Written request: Each line from the one containing "Convert this screenshot" through the end of the listing below must be copied exactly; pictures are excluded.

### Material to process

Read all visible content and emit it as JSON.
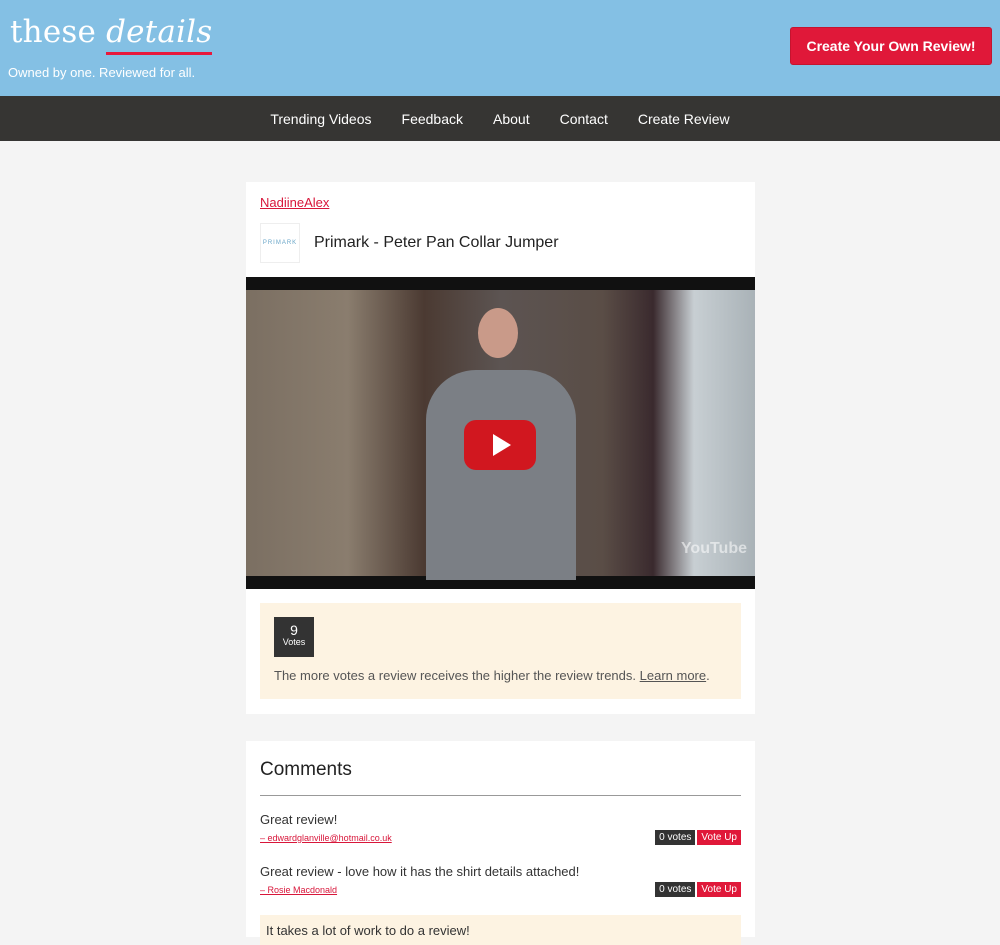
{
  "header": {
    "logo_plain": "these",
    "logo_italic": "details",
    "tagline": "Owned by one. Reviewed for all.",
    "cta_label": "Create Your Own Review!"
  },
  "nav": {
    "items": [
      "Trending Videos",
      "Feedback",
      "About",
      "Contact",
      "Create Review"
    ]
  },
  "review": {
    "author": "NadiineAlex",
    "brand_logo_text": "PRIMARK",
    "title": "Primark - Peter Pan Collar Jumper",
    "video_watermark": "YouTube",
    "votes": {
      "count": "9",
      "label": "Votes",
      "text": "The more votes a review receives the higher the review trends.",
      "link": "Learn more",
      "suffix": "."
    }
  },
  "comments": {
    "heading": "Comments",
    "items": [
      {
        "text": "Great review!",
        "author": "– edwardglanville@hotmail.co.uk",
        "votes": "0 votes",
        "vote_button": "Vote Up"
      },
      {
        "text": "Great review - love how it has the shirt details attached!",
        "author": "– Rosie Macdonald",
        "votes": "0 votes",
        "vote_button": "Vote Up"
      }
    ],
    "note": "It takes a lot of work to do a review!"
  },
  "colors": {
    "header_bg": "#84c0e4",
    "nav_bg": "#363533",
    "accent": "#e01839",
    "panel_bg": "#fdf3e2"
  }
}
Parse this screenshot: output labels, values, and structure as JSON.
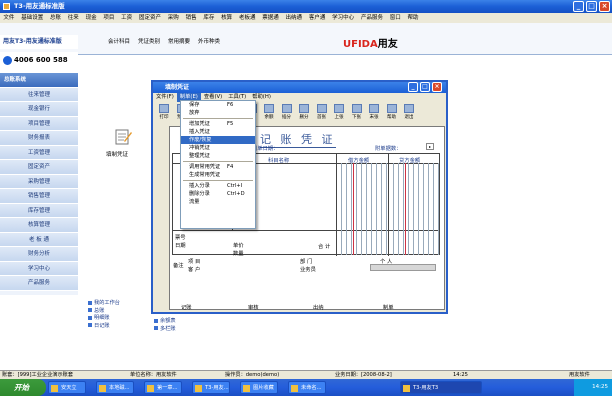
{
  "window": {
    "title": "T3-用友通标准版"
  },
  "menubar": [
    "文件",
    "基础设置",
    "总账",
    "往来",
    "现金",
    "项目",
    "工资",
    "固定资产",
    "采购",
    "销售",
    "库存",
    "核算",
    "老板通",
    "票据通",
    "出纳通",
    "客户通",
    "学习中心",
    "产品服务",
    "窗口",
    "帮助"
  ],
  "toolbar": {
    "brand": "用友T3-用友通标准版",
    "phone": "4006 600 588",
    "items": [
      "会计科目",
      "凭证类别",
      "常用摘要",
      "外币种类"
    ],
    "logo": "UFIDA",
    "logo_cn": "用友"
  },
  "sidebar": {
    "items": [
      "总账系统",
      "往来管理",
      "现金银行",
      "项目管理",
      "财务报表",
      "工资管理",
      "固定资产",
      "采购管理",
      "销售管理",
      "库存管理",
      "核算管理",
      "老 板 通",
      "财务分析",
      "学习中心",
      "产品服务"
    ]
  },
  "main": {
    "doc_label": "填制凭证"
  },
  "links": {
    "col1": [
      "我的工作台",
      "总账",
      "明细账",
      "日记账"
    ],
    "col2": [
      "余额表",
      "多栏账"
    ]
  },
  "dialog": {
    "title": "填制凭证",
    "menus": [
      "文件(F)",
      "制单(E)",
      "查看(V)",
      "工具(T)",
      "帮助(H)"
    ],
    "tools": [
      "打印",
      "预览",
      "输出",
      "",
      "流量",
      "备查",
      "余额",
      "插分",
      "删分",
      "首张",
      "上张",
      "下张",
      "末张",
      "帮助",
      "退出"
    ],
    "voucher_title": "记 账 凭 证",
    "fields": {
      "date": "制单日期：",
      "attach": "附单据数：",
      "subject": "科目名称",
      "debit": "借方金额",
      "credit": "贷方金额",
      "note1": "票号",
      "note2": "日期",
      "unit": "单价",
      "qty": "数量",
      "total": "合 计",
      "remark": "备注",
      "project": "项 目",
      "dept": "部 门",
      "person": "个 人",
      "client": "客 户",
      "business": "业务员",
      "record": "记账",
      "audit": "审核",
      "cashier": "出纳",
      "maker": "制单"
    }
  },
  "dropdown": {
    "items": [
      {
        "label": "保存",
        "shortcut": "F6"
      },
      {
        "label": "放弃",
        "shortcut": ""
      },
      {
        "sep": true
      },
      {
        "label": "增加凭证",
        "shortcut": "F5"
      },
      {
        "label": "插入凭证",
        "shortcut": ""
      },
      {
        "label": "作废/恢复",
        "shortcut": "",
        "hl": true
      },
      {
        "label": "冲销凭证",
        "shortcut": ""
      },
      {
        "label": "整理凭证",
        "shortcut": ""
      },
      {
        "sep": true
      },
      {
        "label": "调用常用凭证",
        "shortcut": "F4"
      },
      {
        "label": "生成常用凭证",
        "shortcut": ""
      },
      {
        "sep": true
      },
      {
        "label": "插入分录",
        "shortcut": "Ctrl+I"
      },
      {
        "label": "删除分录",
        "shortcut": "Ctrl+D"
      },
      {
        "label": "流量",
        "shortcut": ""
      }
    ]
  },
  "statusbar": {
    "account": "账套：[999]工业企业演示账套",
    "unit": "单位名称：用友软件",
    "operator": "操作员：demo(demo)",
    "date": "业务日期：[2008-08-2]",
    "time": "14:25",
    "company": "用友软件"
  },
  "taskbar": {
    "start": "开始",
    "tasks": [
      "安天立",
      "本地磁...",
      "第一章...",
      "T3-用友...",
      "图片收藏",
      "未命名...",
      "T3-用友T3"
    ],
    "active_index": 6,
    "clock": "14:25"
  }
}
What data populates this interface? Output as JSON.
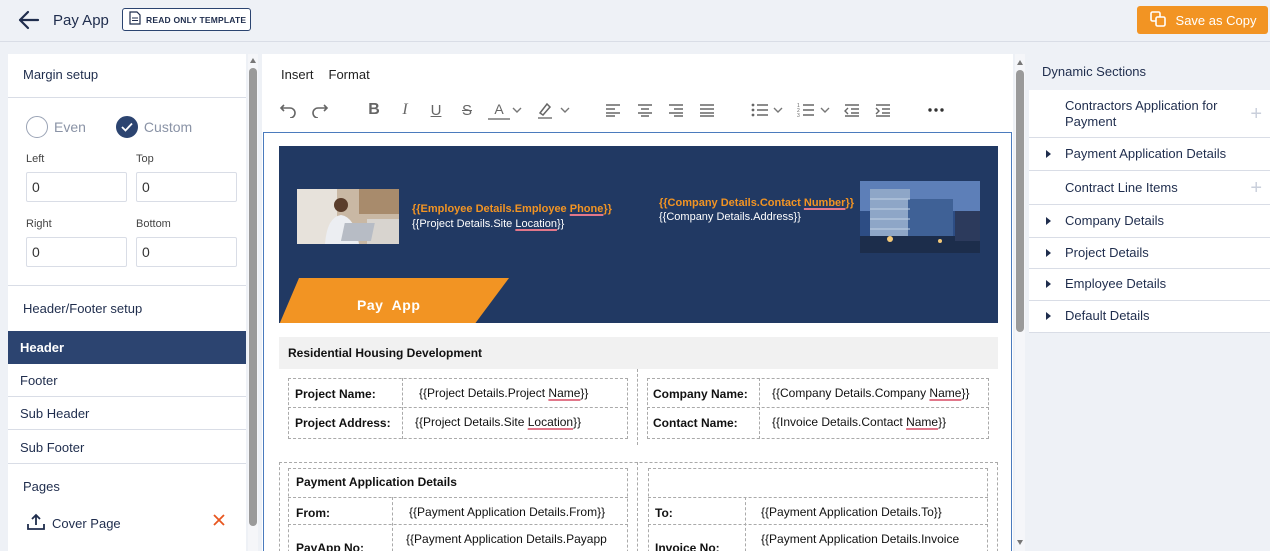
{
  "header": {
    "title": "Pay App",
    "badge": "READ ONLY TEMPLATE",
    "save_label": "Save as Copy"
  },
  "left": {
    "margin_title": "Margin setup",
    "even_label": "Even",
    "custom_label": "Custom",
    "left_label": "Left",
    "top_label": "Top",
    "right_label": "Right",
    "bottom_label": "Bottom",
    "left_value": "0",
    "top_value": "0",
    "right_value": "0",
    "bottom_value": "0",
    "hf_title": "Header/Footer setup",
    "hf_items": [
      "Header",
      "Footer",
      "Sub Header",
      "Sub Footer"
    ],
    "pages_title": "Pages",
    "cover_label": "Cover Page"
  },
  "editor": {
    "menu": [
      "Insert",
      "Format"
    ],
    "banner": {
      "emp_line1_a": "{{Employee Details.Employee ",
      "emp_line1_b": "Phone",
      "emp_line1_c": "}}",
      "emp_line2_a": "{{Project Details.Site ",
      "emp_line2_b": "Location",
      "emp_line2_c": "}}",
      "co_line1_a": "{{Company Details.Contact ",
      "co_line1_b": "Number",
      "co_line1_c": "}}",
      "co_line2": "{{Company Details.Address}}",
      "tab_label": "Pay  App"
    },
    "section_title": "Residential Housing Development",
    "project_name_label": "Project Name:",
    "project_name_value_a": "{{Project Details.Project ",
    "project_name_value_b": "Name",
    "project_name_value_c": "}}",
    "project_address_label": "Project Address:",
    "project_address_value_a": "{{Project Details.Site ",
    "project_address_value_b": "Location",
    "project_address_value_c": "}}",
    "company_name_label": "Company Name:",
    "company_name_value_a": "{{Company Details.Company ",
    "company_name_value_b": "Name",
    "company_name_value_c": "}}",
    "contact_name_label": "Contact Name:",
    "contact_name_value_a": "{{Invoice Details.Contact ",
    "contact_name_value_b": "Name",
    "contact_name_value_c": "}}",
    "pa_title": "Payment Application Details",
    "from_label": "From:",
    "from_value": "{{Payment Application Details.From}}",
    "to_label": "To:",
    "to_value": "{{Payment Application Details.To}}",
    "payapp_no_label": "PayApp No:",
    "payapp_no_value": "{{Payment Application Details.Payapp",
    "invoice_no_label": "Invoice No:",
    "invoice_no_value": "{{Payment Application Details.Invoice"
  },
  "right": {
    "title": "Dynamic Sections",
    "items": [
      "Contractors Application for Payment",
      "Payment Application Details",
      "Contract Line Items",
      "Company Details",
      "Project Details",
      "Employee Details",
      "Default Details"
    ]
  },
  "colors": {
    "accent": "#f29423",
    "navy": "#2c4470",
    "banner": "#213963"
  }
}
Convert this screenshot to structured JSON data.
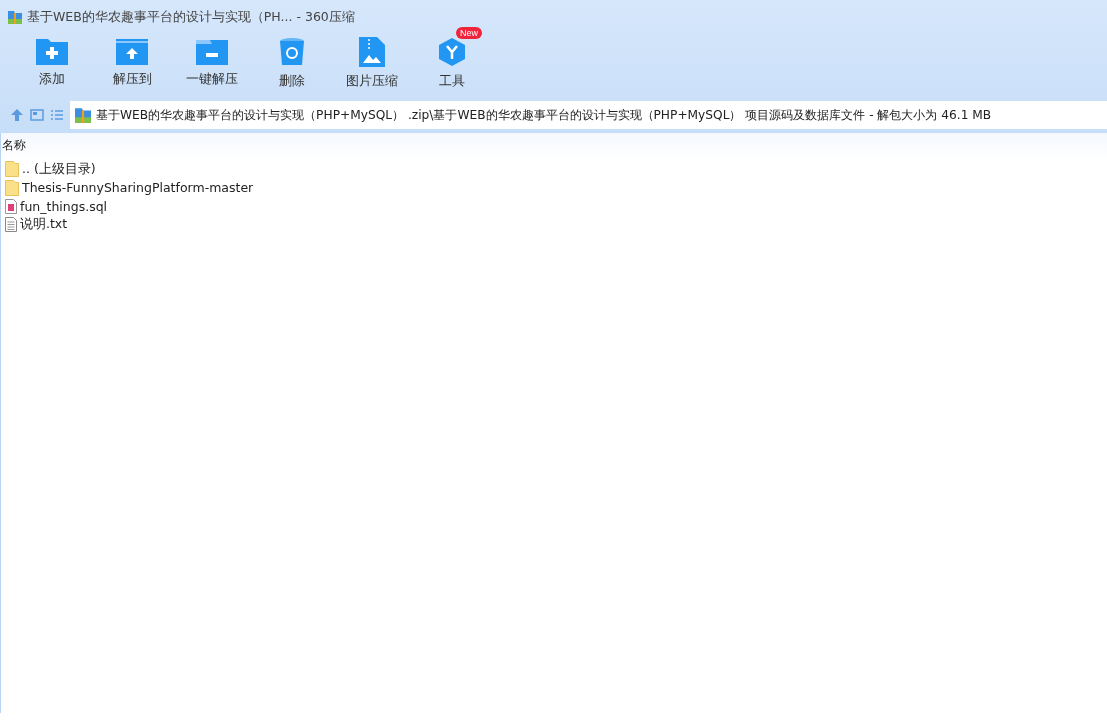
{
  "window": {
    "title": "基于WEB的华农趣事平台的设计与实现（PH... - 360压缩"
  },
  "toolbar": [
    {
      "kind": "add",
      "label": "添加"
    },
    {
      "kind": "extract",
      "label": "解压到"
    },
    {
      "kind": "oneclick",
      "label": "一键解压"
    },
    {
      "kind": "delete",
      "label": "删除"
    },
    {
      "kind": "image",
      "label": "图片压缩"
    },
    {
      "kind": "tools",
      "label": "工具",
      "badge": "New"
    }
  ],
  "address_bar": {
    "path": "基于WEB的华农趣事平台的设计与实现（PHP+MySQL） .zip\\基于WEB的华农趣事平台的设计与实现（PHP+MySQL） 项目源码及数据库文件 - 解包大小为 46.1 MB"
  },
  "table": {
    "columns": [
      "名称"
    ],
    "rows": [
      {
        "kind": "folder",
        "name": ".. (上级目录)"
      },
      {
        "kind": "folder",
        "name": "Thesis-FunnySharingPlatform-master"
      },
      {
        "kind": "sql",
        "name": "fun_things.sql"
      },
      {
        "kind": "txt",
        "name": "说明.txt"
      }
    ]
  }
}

######

The result:
Convert this screenshot to structured JSON data.
{
  "window": {
    "title": "基于WEB的华农趣事平台的设计与实现（PH... - 360压缩"
  },
  "toolbar": [
    {
      "kind": "add",
      "label": "添加"
    },
    {
      "kind": "extract",
      "label": "解压到"
    },
    {
      "kind": "oneclick",
      "label": "一键解压"
    },
    {
      "kind": "delete",
      "label": "删除"
    },
    {
      "kind": "image",
      "label": "图片压缩"
    },
    {
      "kind": "tools",
      "label": "工具",
      "badge": "New"
    }
  ],
  "address_bar": {
    "path": "基于WEB的华农趣事平台的设计与实现（PHP+MySQL） .zip\\基于WEB的华农趣事平台的设计与实现（PHP+MySQL） 项目源码及数据库文件 - 解包大小为 46.1 MB"
  },
  "table": {
    "columns": [
      "名称"
    ],
    "rows": [
      {
        "kind": "folder",
        "name": ".. (上级目录)"
      },
      {
        "kind": "folder",
        "name": "Thesis-FunnySharingPlatform-master"
      },
      {
        "kind": "sql",
        "name": "fun_things.sql"
      },
      {
        "kind": "txt",
        "name": "说明.txt"
      }
    ]
  }
}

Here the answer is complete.